> [ENTRIES SUPPLIED]
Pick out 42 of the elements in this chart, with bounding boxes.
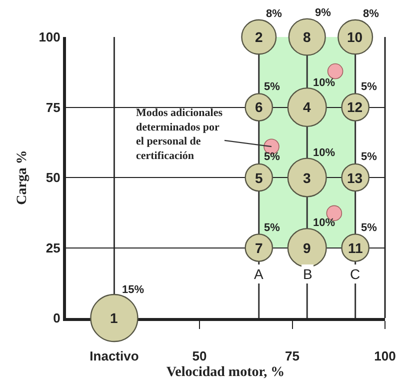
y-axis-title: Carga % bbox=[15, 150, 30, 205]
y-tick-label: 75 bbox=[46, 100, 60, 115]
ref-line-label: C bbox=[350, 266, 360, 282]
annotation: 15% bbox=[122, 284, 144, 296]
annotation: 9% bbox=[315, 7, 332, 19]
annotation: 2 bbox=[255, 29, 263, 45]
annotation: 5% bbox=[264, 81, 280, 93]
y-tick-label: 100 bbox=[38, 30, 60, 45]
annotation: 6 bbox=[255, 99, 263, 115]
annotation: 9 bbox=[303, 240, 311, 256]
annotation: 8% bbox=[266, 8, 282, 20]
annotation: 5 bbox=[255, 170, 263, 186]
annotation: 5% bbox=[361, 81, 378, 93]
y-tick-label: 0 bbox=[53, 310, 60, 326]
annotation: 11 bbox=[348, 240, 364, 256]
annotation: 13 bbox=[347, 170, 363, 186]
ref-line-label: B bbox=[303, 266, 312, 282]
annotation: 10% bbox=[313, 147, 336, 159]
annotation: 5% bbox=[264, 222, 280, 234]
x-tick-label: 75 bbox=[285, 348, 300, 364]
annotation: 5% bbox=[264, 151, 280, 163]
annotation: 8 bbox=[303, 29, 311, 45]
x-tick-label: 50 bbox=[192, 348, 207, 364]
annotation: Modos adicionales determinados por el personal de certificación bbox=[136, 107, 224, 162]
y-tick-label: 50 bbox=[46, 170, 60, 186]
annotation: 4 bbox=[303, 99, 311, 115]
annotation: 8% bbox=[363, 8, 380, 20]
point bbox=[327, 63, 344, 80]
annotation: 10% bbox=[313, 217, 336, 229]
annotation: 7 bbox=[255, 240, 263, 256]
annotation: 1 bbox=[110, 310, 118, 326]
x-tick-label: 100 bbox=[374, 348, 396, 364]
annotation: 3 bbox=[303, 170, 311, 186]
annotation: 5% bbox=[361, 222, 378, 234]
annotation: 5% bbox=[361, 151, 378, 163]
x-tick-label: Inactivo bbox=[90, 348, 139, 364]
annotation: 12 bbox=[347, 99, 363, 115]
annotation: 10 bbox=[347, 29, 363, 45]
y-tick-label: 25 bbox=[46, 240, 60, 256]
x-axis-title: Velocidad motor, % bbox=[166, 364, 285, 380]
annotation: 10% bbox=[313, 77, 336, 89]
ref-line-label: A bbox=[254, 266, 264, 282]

* * *

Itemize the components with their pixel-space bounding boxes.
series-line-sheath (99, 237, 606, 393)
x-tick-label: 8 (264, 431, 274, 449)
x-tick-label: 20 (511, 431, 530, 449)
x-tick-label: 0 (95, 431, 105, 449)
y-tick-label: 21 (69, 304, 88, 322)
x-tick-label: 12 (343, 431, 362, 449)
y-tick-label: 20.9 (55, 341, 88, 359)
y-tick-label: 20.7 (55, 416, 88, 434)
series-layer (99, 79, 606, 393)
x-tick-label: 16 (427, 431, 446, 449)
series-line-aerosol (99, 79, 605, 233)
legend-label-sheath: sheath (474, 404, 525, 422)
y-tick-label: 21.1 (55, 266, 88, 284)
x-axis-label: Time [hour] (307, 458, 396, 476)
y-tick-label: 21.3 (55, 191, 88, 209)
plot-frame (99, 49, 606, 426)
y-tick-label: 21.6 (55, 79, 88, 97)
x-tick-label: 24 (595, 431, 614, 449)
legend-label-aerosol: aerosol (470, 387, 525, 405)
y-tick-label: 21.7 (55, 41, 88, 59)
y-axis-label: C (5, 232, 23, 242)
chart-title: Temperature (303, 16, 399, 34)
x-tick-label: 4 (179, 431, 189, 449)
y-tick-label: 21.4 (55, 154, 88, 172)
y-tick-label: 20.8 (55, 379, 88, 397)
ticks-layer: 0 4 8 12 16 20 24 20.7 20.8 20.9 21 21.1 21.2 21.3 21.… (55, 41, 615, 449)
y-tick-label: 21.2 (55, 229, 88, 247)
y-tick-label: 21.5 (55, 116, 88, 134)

> [TASK PROMPT] Duplicate the records starting at the line that contains "y-axis-title: Carga % bbox=[15, 150, 30, 205]" and stopping after the line that contains "annotation: 5 bbox=[255, 170, 263, 186]", with both of those lines included.

> [EXPECTED ANSWER]
y-axis-title: Carga % bbox=[15, 150, 30, 205]
y-tick-label: 75 bbox=[46, 100, 60, 115]
ref-line-label: C bbox=[350, 266, 360, 282]
annotation: 15% bbox=[122, 284, 144, 296]
annotation: 9% bbox=[315, 7, 332, 19]
annotation: 2 bbox=[255, 29, 263, 45]
annotation: 5% bbox=[264, 81, 280, 93]
y-tick-label: 100 bbox=[38, 30, 60, 45]
annotation: 6 bbox=[255, 99, 263, 115]
annotation: 9 bbox=[303, 240, 311, 256]
annotation: 8% bbox=[266, 8, 282, 20]
annotation: 5 bbox=[255, 170, 263, 186]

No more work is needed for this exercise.